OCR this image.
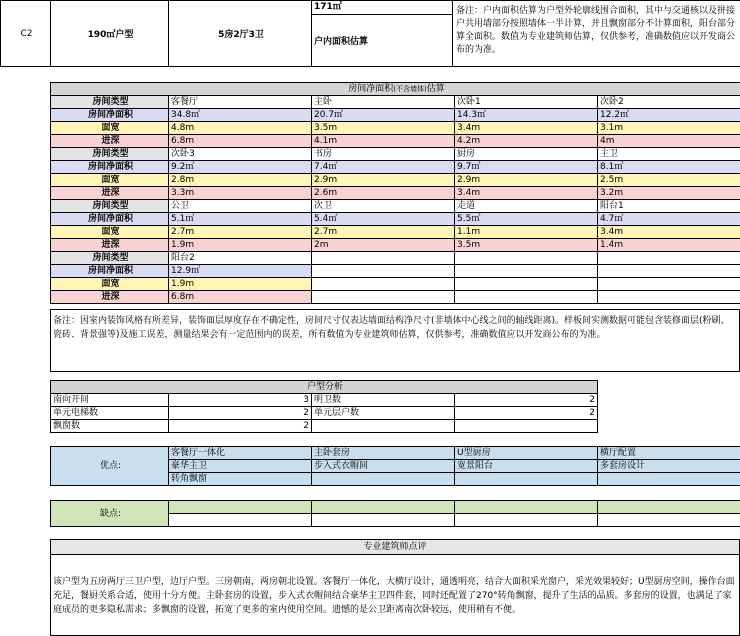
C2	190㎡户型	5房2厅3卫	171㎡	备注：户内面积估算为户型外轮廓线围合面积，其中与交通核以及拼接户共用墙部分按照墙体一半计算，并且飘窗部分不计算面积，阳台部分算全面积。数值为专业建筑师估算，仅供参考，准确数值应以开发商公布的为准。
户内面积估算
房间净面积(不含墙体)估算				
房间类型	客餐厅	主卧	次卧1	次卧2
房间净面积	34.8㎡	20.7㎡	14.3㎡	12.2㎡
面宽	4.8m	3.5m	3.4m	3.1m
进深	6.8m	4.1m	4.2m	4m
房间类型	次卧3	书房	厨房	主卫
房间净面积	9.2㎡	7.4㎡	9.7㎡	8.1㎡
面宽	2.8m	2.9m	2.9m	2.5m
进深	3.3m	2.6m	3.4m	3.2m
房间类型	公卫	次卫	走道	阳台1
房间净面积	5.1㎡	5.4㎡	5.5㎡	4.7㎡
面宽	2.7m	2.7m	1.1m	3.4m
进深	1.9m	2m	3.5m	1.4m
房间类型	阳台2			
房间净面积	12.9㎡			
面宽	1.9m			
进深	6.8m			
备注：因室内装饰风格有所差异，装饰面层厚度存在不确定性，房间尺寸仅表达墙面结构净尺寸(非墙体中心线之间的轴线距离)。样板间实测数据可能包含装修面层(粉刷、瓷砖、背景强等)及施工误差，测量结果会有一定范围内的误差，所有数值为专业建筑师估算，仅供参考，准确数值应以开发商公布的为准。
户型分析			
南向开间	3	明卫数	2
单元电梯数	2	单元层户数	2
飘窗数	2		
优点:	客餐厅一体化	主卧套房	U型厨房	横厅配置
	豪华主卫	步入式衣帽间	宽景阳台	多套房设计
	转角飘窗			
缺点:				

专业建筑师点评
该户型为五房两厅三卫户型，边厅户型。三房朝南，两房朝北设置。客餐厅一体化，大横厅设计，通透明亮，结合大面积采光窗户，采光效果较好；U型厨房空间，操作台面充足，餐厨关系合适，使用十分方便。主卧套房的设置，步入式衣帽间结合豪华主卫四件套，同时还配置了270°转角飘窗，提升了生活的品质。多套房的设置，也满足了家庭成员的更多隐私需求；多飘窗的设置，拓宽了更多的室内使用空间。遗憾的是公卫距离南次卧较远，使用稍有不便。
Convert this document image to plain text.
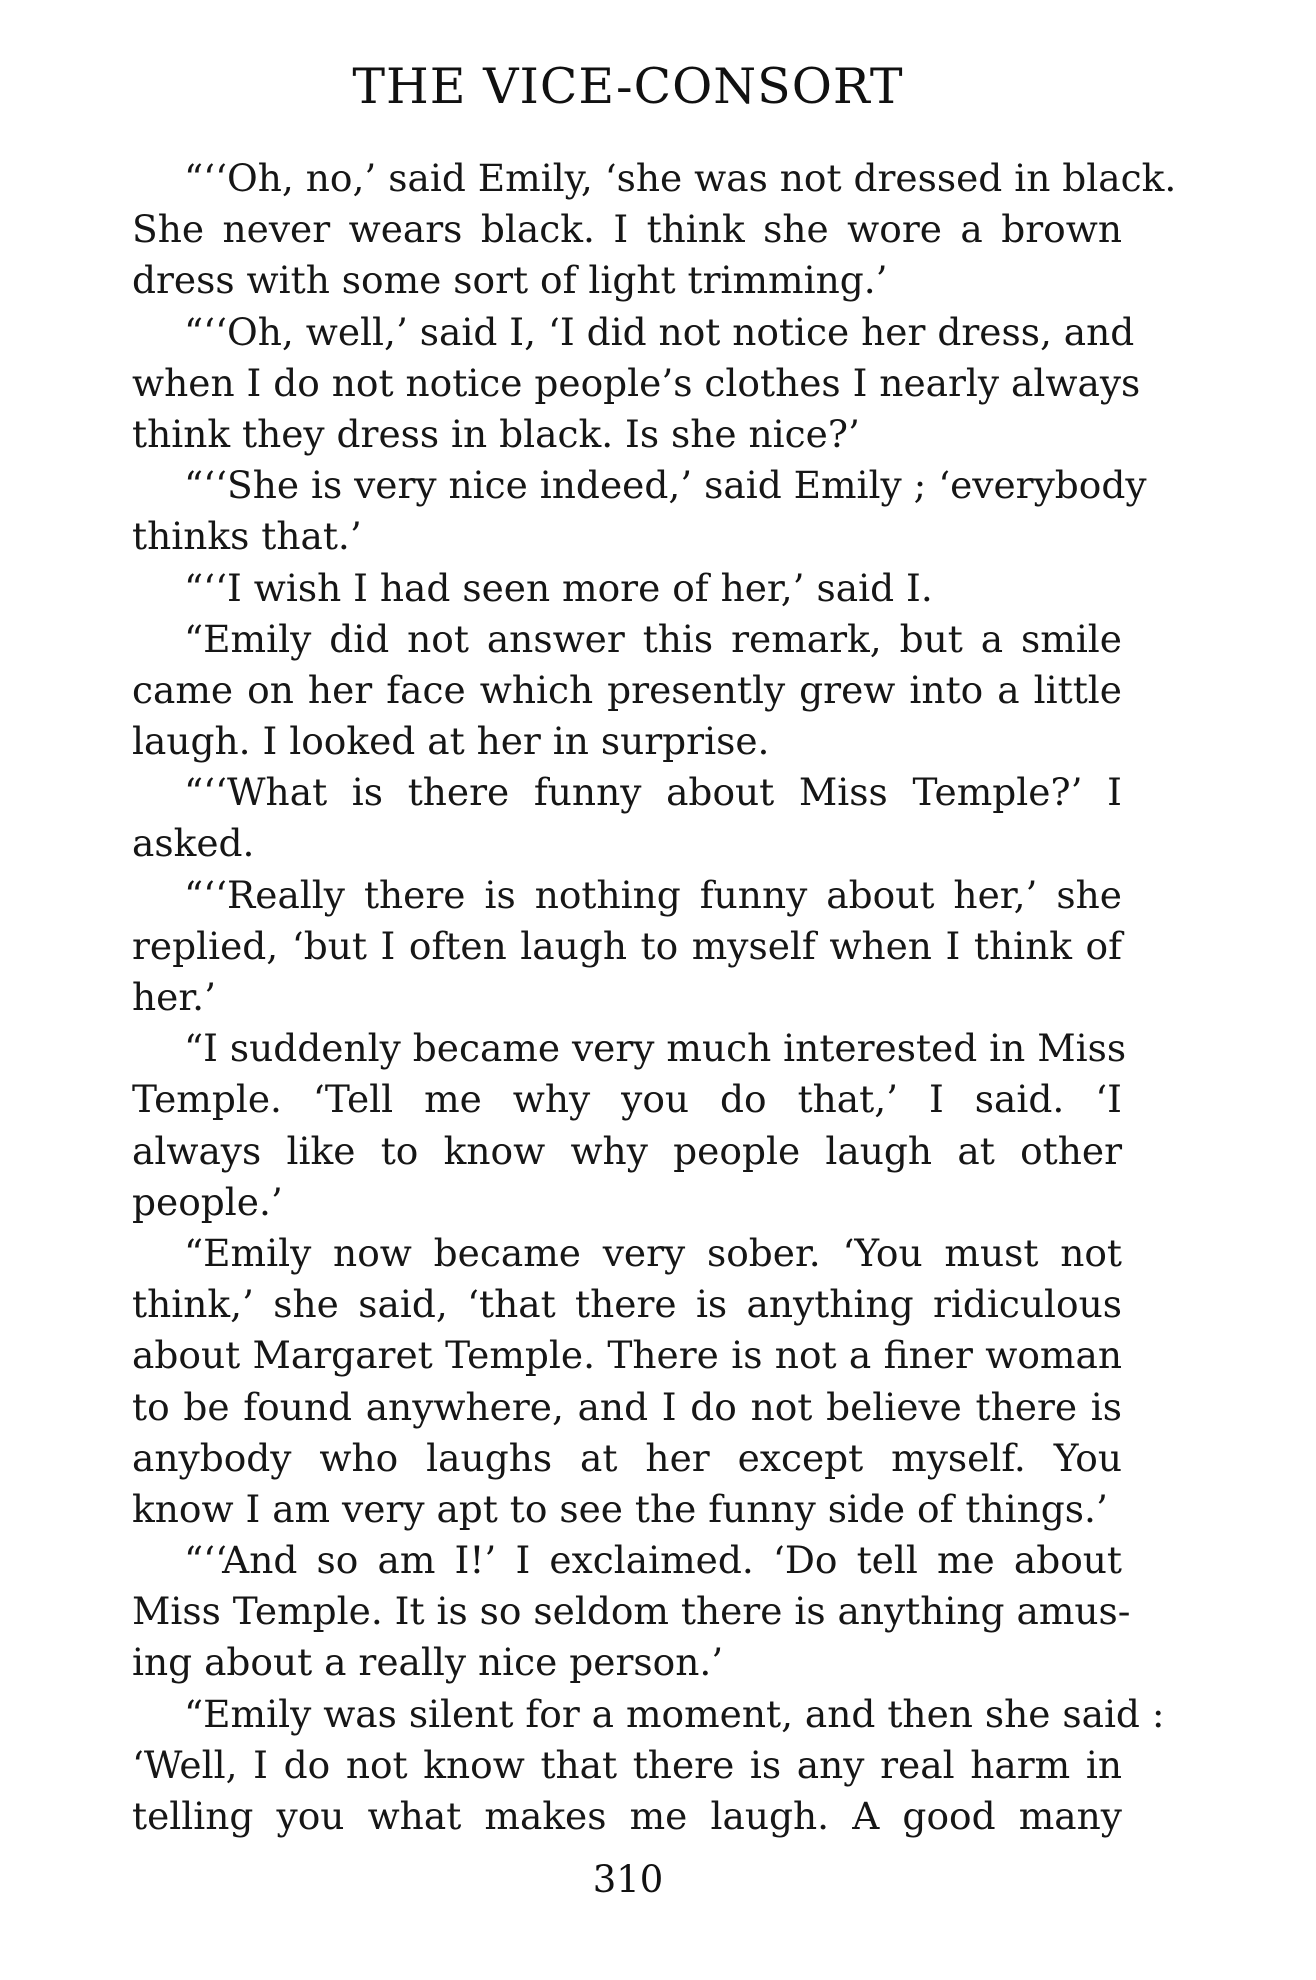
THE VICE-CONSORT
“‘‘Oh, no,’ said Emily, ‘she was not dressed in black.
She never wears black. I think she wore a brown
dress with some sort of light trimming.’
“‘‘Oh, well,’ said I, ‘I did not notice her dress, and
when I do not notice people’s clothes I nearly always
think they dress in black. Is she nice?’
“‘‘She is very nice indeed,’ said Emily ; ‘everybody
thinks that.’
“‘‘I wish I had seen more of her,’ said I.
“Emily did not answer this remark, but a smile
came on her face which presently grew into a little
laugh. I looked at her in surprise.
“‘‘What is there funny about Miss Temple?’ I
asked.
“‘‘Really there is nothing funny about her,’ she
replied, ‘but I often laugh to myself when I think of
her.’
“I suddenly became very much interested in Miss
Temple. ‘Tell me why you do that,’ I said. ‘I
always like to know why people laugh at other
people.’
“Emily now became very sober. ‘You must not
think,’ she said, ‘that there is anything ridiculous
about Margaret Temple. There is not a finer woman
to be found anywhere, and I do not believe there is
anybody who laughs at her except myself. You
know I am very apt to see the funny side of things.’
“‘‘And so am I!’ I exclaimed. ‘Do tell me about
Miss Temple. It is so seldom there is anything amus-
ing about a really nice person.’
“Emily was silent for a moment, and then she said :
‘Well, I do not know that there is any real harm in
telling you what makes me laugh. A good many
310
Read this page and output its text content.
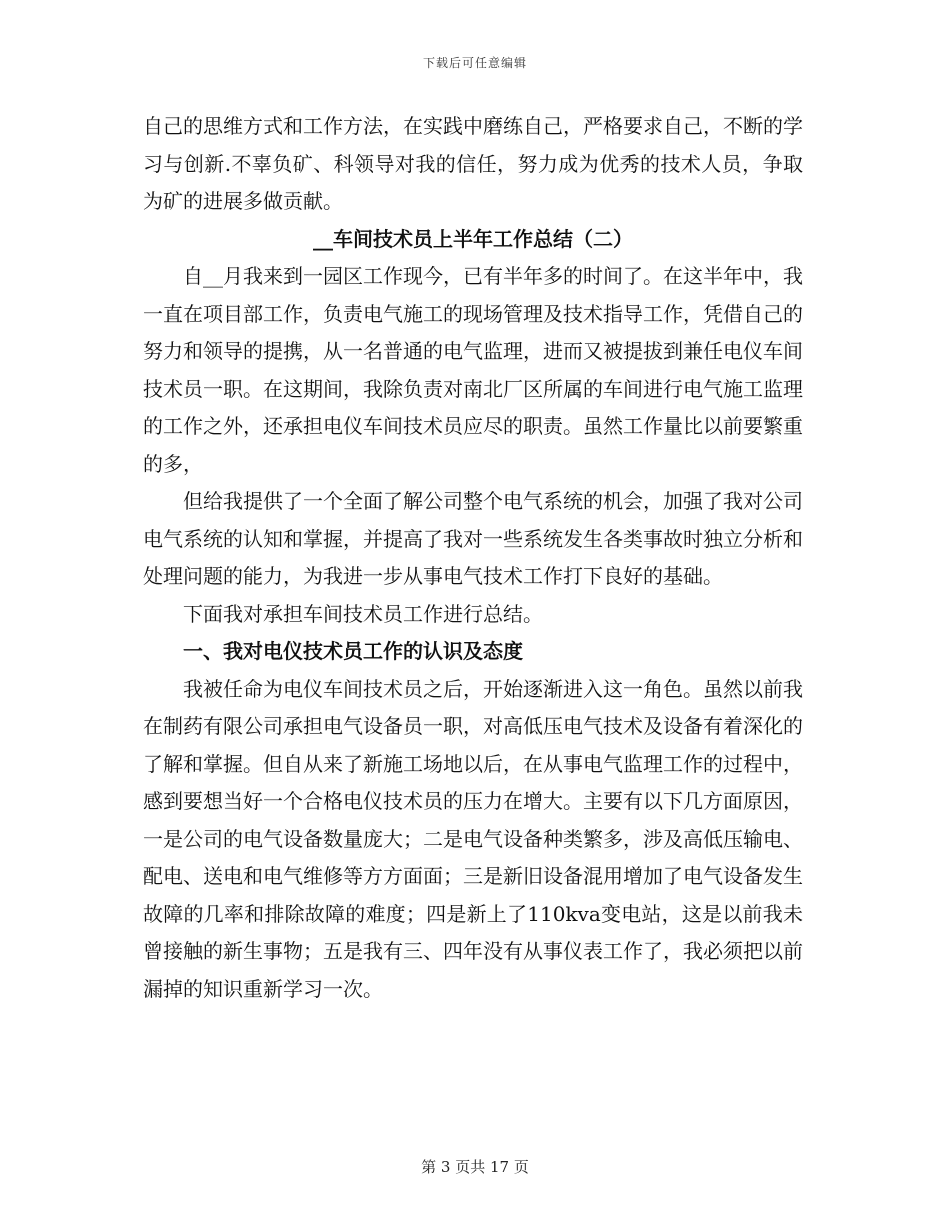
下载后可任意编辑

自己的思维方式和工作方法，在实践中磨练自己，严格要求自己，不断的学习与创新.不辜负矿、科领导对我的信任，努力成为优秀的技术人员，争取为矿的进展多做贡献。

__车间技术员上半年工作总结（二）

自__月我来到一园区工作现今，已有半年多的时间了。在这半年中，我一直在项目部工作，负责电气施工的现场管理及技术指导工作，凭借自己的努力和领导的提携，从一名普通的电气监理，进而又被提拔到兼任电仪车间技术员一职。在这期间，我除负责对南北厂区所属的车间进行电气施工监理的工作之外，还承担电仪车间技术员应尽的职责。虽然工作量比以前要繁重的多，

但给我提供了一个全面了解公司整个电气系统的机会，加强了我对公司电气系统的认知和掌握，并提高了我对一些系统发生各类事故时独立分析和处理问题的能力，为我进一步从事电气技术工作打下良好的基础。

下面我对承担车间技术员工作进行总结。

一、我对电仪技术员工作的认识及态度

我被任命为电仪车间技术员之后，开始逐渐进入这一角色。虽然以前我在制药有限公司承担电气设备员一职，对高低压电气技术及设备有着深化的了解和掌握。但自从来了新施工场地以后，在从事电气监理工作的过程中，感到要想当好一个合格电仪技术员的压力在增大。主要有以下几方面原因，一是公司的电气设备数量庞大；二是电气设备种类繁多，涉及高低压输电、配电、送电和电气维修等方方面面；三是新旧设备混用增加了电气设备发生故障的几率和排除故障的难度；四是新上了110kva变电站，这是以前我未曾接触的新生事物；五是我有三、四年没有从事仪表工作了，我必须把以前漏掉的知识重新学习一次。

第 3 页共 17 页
---
◆ Written exercise
Copy all the entries word for word. Omit any pictures.

◆ Response below
OCR this image.
C2	190㎡户型	5房2厅3卫	171㎡	备注：户内面积估算为户型外轮廓线围合面积，其中与交通核以及拼接户共用墙部分按照墙体一半计算，并且飘窗部分不计算面积，阳台部分算全面积。数值为专业建筑师估算，仅供参考，准确数值应以开发商公布的为准。
户内面积估算
房间净面积(不含墙体)估算				
房间类型	客餐厅	主卧	次卧1	次卧2
房间净面积	34.8㎡	20.7㎡	14.3㎡	12.2㎡
面宽	4.8m	3.5m	3.4m	3.1m
进深	6.8m	4.1m	4.2m	4m
房间类型	次卧3	书房	厨房	主卫
房间净面积	9.2㎡	7.4㎡	9.7㎡	8.1㎡
面宽	2.8m	2.9m	2.9m	2.5m
进深	3.3m	2.6m	3.4m	3.2m
房间类型	公卫	次卫	走道	阳台1
房间净面积	5.1㎡	5.4㎡	5.5㎡	4.7㎡
面宽	2.7m	2.7m	1.1m	3.4m
进深	1.9m	2m	3.5m	1.4m
房间类型	阳台2			
房间净面积	12.9㎡			
面宽	1.9m			
进深	6.8m			
备注：因室内装饰风格有所差异，装饰面层厚度存在不确定性，房间尺寸仅表达墙面结构净尺寸(非墙体中心线之间的轴线距离)。样板间实测数据可能包含装修面层(粉刷、瓷砖、背景强等)及施工误差，测量结果会有一定范围内的误差，所有数值为专业建筑师估算，仅供参考，准确数值应以开发商公布的为准。
户型分析			
南向开间	3	明卫数	2
单元电梯数	2	单元层户数	2
飘窗数	2		
优点:	客餐厅一体化	主卧套房	U型厨房	横厅配置
	豪华主卫	步入式衣帽间	宽景阳台	多套房设计
	转角飘窗			
缺点:				

专业建筑师点评
该户型为五房两厅三卫户型，边厅户型。三房朝南，两房朝北设置。客餐厅一体化，大横厅设计，通透明亮，结合大面积采光窗户，采光效果较好；U型厨房空间，操作台面充足，餐厨关系合适，使用十分方便。主卧套房的设置，步入式衣帽间结合豪华主卫四件套，同时还配置了270°转角飘窗，提升了生活的品质。多套房的设置，也满足了家庭成员的更多隐私需求；多飘窗的设置，拓宽了更多的室内使用空间。遗憾的是公卫距离南次卧较远，使用稍有不便。
Convert this document image to plain text.
THE VICE-CONSORT
“‘‘Oh, no,’ said Emily, ‘she was not dressed in black.
She never wears black. I think she wore a brown
dress with some sort of light trimming.’
“‘‘Oh, well,’ said I, ‘I did not notice her dress, and
when I do not notice people’s clothes I nearly always
think they dress in black. Is she nice?’
“‘‘She is very nice indeed,’ said Emily ; ‘everybody
thinks that.’
“‘‘I wish I had seen more of her,’ said I.
“Emily did not answer this remark, but a smile
came on her face which presently grew into a little
laugh. I looked at her in surprise.
“‘‘What is there funny about Miss Temple?’ I
asked.
“‘‘Really there is nothing funny about her,’ she
replied, ‘but I often laugh to myself when I think of
her.’
“I suddenly became very much interested in Miss
Temple. ‘Tell me why you do that,’ I said. ‘I
always like to know why people laugh at other
people.’
“Emily now became very sober. ‘You must not
think,’ she said, ‘that there is anything ridiculous
about Margaret Temple. There is not a finer woman
to be found anywhere, and I do not believe there is
anybody who laughs at her except myself. You
know I am very apt to see the funny side of things.’
“‘‘And so am I!’ I exclaimed. ‘Do tell me about
Miss Temple. It is so seldom there is anything amus-
ing about a really nice person.’
“Emily was silent for a moment, and then she said :
‘Well, I do not know that there is any real harm in
telling you what makes me laugh. A good many
310
Read this page and output its text content.
下载后可任意编辑

自己的思维方式和工作方法，在实践中磨练自己，严格要求自己，不断的学习与创新.不辜负矿、科领导对我的信任，努力成为优秀的技术人员，争取为矿的进展多做贡献。

__车间技术员上半年工作总结（二）

自__月我来到一园区工作现今，已有半年多的时间了。在这半年中，我一直在项目部工作，负责电气施工的现场管理及技术指导工作，凭借自己的努力和领导的提携，从一名普通的电气监理，进而又被提拔到兼任电仪车间技术员一职。在这期间，我除负责对南北厂区所属的车间进行电气施工监理的工作之外，还承担电仪车间技术员应尽的职责。虽然工作量比以前要繁重的多，

但给我提供了一个全面了解公司整个电气系统的机会，加强了我对公司电气系统的认知和掌握，并提高了我对一些系统发生各类事故时独立分析和处理问题的能力，为我进一步从事电气技术工作打下良好的基础。

下面我对承担车间技术员工作进行总结。

一、我对电仪技术员工作的认识及态度

我被任命为电仪车间技术员之后，开始逐渐进入这一角色。虽然以前我在制药有限公司承担电气设备员一职，对高低压电气技术及设备有着深化的了解和掌握。但自从来了新施工场地以后，在从事电气监理工作的过程中，感到要想当好一个合格电仪技术员的压力在增大。主要有以下几方面原因，一是公司的电气设备数量庞大；二是电气设备种类繁多，涉及高低压输电、配电、送电和电气维修等方方面面；三是新旧设备混用增加了电气设备发生故障的几率和排除故障的难度；四是新上了110kva变电站，这是以前我未曾接触的新生事物；五是我有三、四年没有从事仪表工作了，我必须把以前漏掉的知识重新学习一次。

第 3 页共 17 页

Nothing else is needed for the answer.